• Exercise task: Pull out each line of the records holding the string "Правовая".

• Entries provided:
※

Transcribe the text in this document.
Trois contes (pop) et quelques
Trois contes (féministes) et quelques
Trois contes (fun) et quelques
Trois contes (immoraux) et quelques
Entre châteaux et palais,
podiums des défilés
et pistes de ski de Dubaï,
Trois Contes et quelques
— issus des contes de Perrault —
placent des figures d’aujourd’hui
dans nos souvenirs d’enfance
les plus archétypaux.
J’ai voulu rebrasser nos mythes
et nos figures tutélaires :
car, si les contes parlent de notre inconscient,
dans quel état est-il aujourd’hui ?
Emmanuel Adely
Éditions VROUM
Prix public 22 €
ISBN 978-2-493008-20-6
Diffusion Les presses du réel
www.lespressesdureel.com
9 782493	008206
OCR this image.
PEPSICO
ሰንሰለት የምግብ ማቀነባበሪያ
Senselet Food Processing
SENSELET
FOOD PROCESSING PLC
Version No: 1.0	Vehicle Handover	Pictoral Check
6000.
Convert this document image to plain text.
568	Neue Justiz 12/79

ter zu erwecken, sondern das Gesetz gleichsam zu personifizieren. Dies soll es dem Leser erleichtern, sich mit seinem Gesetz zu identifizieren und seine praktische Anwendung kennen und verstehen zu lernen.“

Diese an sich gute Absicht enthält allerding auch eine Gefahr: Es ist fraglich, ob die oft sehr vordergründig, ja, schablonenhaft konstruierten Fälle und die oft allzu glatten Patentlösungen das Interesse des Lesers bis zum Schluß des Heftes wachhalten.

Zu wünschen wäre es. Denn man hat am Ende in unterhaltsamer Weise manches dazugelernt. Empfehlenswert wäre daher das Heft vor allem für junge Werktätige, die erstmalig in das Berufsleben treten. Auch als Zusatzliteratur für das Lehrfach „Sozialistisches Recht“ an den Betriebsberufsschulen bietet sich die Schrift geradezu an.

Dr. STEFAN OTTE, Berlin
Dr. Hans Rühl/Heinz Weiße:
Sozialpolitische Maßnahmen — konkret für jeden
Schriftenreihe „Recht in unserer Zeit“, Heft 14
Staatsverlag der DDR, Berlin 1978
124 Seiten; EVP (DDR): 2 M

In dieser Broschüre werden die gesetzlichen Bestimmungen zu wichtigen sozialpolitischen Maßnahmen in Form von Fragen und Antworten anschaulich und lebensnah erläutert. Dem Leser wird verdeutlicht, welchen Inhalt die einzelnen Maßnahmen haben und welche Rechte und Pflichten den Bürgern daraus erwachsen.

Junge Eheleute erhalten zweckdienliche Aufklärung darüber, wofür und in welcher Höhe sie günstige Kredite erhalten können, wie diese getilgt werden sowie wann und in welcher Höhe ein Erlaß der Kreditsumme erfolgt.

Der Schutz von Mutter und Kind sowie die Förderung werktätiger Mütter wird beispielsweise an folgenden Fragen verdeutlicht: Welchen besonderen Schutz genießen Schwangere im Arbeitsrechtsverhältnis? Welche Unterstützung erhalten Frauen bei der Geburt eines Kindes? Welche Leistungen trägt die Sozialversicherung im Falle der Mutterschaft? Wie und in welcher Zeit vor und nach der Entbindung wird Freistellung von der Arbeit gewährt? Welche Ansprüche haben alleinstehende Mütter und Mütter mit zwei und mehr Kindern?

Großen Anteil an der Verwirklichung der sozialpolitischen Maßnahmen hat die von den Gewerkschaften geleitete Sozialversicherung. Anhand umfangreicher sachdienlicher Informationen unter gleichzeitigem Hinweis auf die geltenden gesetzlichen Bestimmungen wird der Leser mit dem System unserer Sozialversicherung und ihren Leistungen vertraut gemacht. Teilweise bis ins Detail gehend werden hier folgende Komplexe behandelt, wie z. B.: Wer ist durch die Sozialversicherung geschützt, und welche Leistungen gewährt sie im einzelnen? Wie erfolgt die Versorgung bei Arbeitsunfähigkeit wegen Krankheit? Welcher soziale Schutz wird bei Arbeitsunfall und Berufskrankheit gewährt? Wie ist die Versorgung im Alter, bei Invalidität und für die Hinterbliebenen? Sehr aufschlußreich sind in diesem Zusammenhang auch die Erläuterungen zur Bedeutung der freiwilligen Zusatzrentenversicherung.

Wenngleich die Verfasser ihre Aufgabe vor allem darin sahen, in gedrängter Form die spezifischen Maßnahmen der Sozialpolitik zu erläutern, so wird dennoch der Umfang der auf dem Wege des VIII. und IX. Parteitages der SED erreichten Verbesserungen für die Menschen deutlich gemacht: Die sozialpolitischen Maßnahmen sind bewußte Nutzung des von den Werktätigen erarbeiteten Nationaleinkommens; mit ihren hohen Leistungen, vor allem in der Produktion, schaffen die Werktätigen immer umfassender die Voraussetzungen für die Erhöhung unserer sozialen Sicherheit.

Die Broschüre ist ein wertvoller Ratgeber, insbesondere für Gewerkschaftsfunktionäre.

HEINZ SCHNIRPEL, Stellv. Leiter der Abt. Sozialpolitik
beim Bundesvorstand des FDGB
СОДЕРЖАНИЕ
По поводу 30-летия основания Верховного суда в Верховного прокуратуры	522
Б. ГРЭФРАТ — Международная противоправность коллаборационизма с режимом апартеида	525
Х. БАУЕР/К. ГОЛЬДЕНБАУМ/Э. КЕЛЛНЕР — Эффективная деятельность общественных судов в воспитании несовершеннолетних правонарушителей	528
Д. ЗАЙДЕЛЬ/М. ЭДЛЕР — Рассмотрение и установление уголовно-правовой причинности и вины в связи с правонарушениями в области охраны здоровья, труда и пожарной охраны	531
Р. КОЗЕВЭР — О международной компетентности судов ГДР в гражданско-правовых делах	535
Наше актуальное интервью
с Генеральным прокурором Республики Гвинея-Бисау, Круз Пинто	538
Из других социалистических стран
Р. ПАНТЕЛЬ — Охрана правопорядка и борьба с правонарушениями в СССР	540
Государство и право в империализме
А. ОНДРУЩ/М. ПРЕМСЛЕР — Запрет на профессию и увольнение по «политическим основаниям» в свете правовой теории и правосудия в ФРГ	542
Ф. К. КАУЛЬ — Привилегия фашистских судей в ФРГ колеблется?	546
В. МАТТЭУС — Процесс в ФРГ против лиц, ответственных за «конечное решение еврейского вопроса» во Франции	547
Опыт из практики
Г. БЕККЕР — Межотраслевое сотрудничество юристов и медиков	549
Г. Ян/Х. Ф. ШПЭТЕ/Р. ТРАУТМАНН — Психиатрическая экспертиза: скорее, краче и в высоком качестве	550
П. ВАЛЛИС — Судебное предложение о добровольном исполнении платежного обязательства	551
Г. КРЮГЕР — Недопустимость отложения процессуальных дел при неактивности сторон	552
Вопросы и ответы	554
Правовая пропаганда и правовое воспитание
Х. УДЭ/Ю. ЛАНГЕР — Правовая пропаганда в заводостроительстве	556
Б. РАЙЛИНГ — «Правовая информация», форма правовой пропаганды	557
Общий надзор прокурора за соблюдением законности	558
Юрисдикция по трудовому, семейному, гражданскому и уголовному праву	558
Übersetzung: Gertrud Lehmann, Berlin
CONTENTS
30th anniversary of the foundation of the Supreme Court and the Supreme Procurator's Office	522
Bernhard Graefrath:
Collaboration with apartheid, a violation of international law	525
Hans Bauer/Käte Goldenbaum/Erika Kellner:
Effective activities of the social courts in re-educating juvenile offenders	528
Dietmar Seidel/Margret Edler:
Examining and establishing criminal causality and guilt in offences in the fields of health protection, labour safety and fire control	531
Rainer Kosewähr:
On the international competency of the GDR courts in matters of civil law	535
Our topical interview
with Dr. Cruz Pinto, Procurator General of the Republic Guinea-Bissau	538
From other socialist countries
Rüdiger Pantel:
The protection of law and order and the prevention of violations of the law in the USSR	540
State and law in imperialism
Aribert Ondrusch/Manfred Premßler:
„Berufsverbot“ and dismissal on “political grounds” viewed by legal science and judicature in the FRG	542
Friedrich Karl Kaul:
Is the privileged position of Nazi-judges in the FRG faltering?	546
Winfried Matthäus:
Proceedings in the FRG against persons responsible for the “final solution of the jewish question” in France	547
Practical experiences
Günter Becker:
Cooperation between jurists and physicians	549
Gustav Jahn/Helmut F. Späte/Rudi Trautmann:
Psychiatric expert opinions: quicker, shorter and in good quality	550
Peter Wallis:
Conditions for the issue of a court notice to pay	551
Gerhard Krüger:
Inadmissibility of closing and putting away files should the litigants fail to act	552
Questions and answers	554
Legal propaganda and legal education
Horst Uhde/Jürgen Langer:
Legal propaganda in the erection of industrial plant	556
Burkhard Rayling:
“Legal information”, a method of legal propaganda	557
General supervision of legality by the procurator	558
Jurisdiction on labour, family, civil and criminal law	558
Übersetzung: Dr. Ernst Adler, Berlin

※

• The completed task:
Правовая пропаганда и правовое воспитание
Х. УДЭ/Ю. ЛАНГЕР — Правовая пропаганда в заводостроительстве	556
Б. РАЙЛИНГ — «Правовая информация», форма правовой пропаганды	557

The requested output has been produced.